Aim:
Exclude the pictures, then repeat the remaining data exactly.

— Start Given records —

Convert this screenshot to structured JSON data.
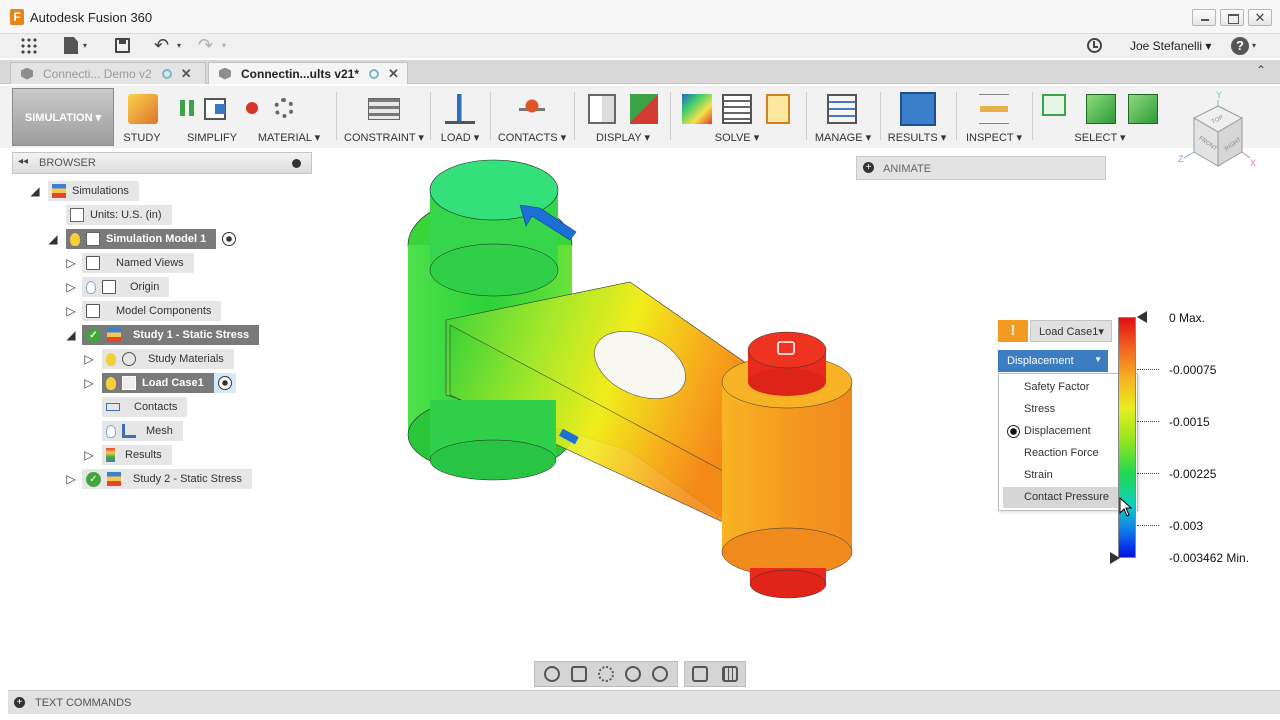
{
  "window": {
    "app_title": "Autodesk Fusion 360",
    "logo_letter": "F",
    "close_glyph": "✕"
  },
  "quick_access": {
    "user_name": "Joe Stefanelli ▾",
    "help_label": "?",
    "undo_glyph": "↶",
    "redo_glyph": "↷",
    "caret": "▾"
  },
  "tabs": [
    {
      "label": "Connecti... Demo v2",
      "active": false
    },
    {
      "label": "Connectin...ults v21*",
      "active": true
    }
  ],
  "tab_close_glyph": "✕",
  "tab_expand_glyph": "⌃",
  "ribbon": {
    "workspace": "SIMULATION ▾",
    "groups": [
      {
        "label": "STUDY"
      },
      {
        "label": "SIMPLIFY"
      },
      {
        "label": "MATERIAL ▾"
      },
      {
        "label": "CONSTRAINT ▾"
      },
      {
        "label": "LOAD ▾"
      },
      {
        "label": "CONTACTS ▾"
      },
      {
        "label": "DISPLAY ▾"
      },
      {
        "label": "SOLVE ▾"
      },
      {
        "label": "MANAGE ▾"
      },
      {
        "label": "RESULTS ▾"
      },
      {
        "label": "INSPECT ▾"
      },
      {
        "label": "SELECT ▾"
      }
    ]
  },
  "browser": {
    "title": "BROWSER",
    "collapse_glyph": "◂◂",
    "items": [
      {
        "label": "Simulations"
      },
      {
        "label": "Units: U.S. (in)"
      },
      {
        "label": "Simulation Model 1"
      },
      {
        "label": "Named Views"
      },
      {
        "label": "Origin"
      },
      {
        "label": "Model Components"
      },
      {
        "label": "Study 1 - Static Stress"
      },
      {
        "label": "Study Materials"
      },
      {
        "label": "Load Case1"
      },
      {
        "label": "Contacts"
      },
      {
        "label": "Mesh"
      },
      {
        "label": "Results"
      },
      {
        "label": "Study 2 - Static Stress"
      }
    ],
    "check_glyph": "✓",
    "expand_glyph": "▷",
    "expanded_glyph": "◢"
  },
  "animate": {
    "label": "ANIMATE",
    "plus_glyph": "+"
  },
  "legend": {
    "warning_glyph": "!",
    "load_case": "Load Case1▾",
    "result_type": "Displacement",
    "result_caret": "▼",
    "options": [
      "Safety Factor",
      "Stress",
      "Displacement",
      "Reaction Force",
      "Strain",
      "Contact Pressure"
    ],
    "selected_option": "Displacement",
    "hovered_option": "Contact Pressure",
    "ticks": [
      "0 Max.",
      "-0.00075",
      "-0.0015",
      "-0.00225",
      "-0.003",
      "-0.003462 Min."
    ],
    "max_color": "#e01010",
    "min_color": "#0010e0"
  },
  "viewcube": {
    "top": "TOP",
    "front": "FRONT",
    "right": "RIGHT",
    "x": "X",
    "y": "Y",
    "z": "Z"
  },
  "text_commands": {
    "label": "TEXT COMMANDS",
    "plus_glyph": "+"
  },
  "colors": {
    "accent": "#3c7dc1",
    "warning": "#f39a22",
    "ok": "#44a540"
  }
}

— End Given records —

Task response:
Convert this screenshot to structured JSON data.
{
  "window": {
    "app_title": "Autodesk Fusion 360",
    "logo_letter": "F",
    "close_glyph": "✕"
  },
  "quick_access": {
    "user_name": "Joe Stefanelli ▾",
    "help_label": "?",
    "undo_glyph": "↶",
    "redo_glyph": "↷",
    "caret": "▾"
  },
  "tabs": [
    {
      "label": "Connecti... Demo v2",
      "active": false
    },
    {
      "label": "Connectin...ults v21*",
      "active": true
    }
  ],
  "tab_close_glyph": "✕",
  "tab_expand_glyph": "⌃",
  "ribbon": {
    "workspace": "SIMULATION ▾",
    "groups": [
      {
        "label": "STUDY"
      },
      {
        "label": "SIMPLIFY"
      },
      {
        "label": "MATERIAL ▾"
      },
      {
        "label": "CONSTRAINT ▾"
      },
      {
        "label": "LOAD ▾"
      },
      {
        "label": "CONTACTS ▾"
      },
      {
        "label": "DISPLAY ▾"
      },
      {
        "label": "SOLVE ▾"
      },
      {
        "label": "MANAGE ▾"
      },
      {
        "label": "RESULTS ▾"
      },
      {
        "label": "INSPECT ▾"
      },
      {
        "label": "SELECT ▾"
      }
    ]
  },
  "browser": {
    "title": "BROWSER",
    "collapse_glyph": "◂◂",
    "items": [
      {
        "label": "Simulations"
      },
      {
        "label": "Units: U.S. (in)"
      },
      {
        "label": "Simulation Model 1"
      },
      {
        "label": "Named Views"
      },
      {
        "label": "Origin"
      },
      {
        "label": "Model Components"
      },
      {
        "label": "Study 1 - Static Stress"
      },
      {
        "label": "Study Materials"
      },
      {
        "label": "Load Case1"
      },
      {
        "label": "Contacts"
      },
      {
        "label": "Mesh"
      },
      {
        "label": "Results"
      },
      {
        "label": "Study 2 - Static Stress"
      }
    ],
    "check_glyph": "✓",
    "expand_glyph": "▷",
    "expanded_glyph": "◢"
  },
  "animate": {
    "label": "ANIMATE",
    "plus_glyph": "+"
  },
  "legend": {
    "warning_glyph": "!",
    "load_case": "Load Case1▾",
    "result_type": "Displacement",
    "result_caret": "▼",
    "options": [
      "Safety Factor",
      "Stress",
      "Displacement",
      "Reaction Force",
      "Strain",
      "Contact Pressure"
    ],
    "selected_option": "Displacement",
    "hovered_option": "Contact Pressure",
    "ticks": [
      "0 Max.",
      "-0.00075",
      "-0.0015",
      "-0.00225",
      "-0.003",
      "-0.003462 Min."
    ],
    "max_color": "#e01010",
    "min_color": "#0010e0"
  },
  "viewcube": {
    "top": "TOP",
    "front": "FRONT",
    "right": "RIGHT",
    "x": "X",
    "y": "Y",
    "z": "Z"
  },
  "text_commands": {
    "label": "TEXT COMMANDS",
    "plus_glyph": "+"
  },
  "colors": {
    "accent": "#3c7dc1",
    "warning": "#f39a22",
    "ok": "#44a540"
  }
}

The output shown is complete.